Which lines contain the string "screenshot"? Please list every one of them.

☆ ☆ ☆ ☆

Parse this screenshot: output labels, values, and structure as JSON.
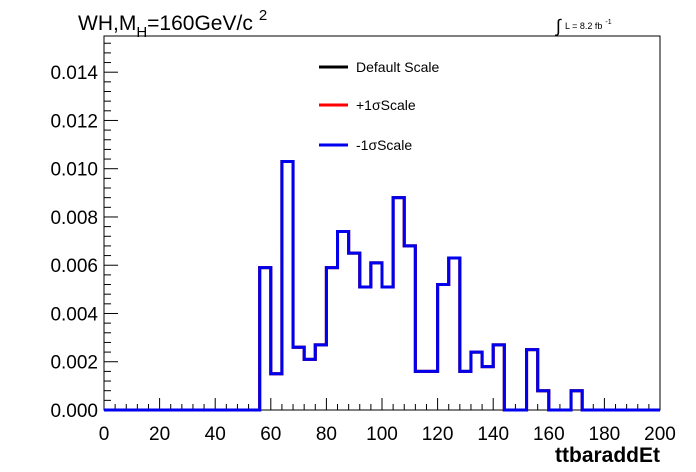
{
  "chart_data": {
    "type": "line",
    "title": {
      "prefix": "WH,M",
      "subscript": "H",
      "suffix": "=160GeV/c",
      "superscript": "2"
    },
    "luminosity": {
      "integral": "∫",
      "label": "L = 8.2 fb",
      "superscript": "-1"
    },
    "xlabel": "ttbaraddEt",
    "ylabel": "",
    "xlim": [
      0,
      200
    ],
    "ylim": [
      0,
      0.0155
    ],
    "x_ticks": [
      {
        "value": 0,
        "label": "0"
      },
      {
        "value": 20,
        "label": "20"
      },
      {
        "value": 40,
        "label": "40"
      },
      {
        "value": 60,
        "label": "60"
      },
      {
        "value": 80,
        "label": "80"
      },
      {
        "value": 100,
        "label": "100"
      },
      {
        "value": 120,
        "label": "120"
      },
      {
        "value": 140,
        "label": "140"
      },
      {
        "value": 160,
        "label": "160"
      },
      {
        "value": 180,
        "label": "180"
      },
      {
        "value": 200,
        "label": "200"
      }
    ],
    "y_ticks": [
      {
        "value": 0,
        "label": "0.000"
      },
      {
        "value": 0.002,
        "label": "0.002"
      },
      {
        "value": 0.004,
        "label": "0.004"
      },
      {
        "value": 0.006,
        "label": "0.006"
      },
      {
        "value": 0.008,
        "label": "0.008"
      },
      {
        "value": 0.01,
        "label": "0.010"
      },
      {
        "value": 0.012,
        "label": "0.012"
      },
      {
        "value": 0.014,
        "label": "0.014"
      }
    ],
    "bin_edges": [
      0,
      4,
      8,
      12,
      16,
      20,
      24,
      28,
      32,
      36,
      40,
      44,
      48,
      52,
      56,
      60,
      64,
      68,
      72,
      76,
      80,
      84,
      88,
      92,
      96,
      100,
      104,
      108,
      112,
      116,
      120,
      124,
      128,
      132,
      136,
      140,
      144,
      148,
      152,
      156,
      160,
      164,
      168,
      172,
      176,
      180,
      184,
      188,
      192,
      196,
      200
    ],
    "series": [
      {
        "name": "Default Scale",
        "color": "#000000",
        "values": [
          0,
          0,
          0,
          0,
          0,
          0,
          0,
          0,
          0,
          0,
          0,
          0,
          0,
          0,
          0.0059,
          0.0015,
          0.0103,
          0.0026,
          0.0021,
          0.0027,
          0.0059,
          0.0074,
          0.0065,
          0.0051,
          0.0061,
          0.0051,
          0.0088,
          0.0068,
          0.0016,
          0.0016,
          0.0052,
          0.0063,
          0.0016,
          0.0024,
          0.0018,
          0.0027,
          0,
          0,
          0.0025,
          0.0008,
          0,
          0,
          0.0008,
          0,
          0,
          0,
          0,
          0,
          0,
          0
        ]
      },
      {
        "name": "+1σScale",
        "color": "#ff0000",
        "values": [
          0,
          0,
          0,
          0,
          0,
          0,
          0,
          0,
          0,
          0,
          0,
          0,
          0,
          0,
          0.0059,
          0.0015,
          0.0103,
          0.0026,
          0.0021,
          0.0027,
          0.0059,
          0.0074,
          0.0065,
          0.0051,
          0.0061,
          0.0051,
          0.0088,
          0.0068,
          0.0016,
          0.0016,
          0.0052,
          0.0063,
          0.0016,
          0.0024,
          0.0018,
          0.0027,
          0,
          0,
          0.0025,
          0.0008,
          0,
          0,
          0.0008,
          0,
          0,
          0,
          0,
          0,
          0,
          0
        ]
      },
      {
        "name": "-1σScale",
        "color": "#0000ee",
        "values": [
          0,
          0,
          0,
          0,
          0,
          0,
          0,
          0,
          0,
          0,
          0,
          0,
          0,
          0,
          0.0059,
          0.0015,
          0.0103,
          0.0026,
          0.0021,
          0.0027,
          0.0059,
          0.0074,
          0.0065,
          0.0051,
          0.0061,
          0.0051,
          0.0088,
          0.0068,
          0.0016,
          0.0016,
          0.0052,
          0.0063,
          0.0016,
          0.0024,
          0.0018,
          0.0027,
          0,
          0,
          0.0025,
          0.0008,
          0,
          0,
          0.0008,
          0,
          0,
          0,
          0,
          0,
          0,
          0
        ]
      }
    ],
    "legend_position": "top-center",
    "grid": false
  }
}
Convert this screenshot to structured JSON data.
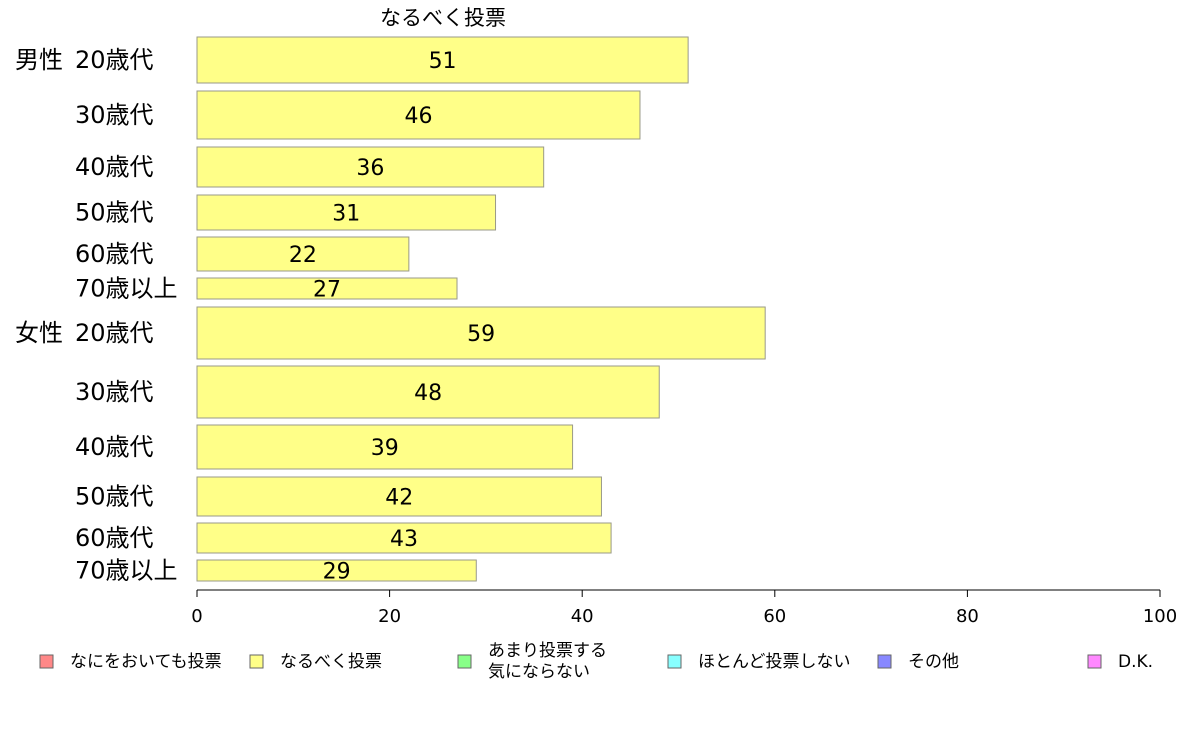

☆ ☆ ☆ ☆

* _WRITTEN ANSWER_:
Parse this screenshot: output labels, values, and structure as JSON.
Convert this screenshot to structured JSON data.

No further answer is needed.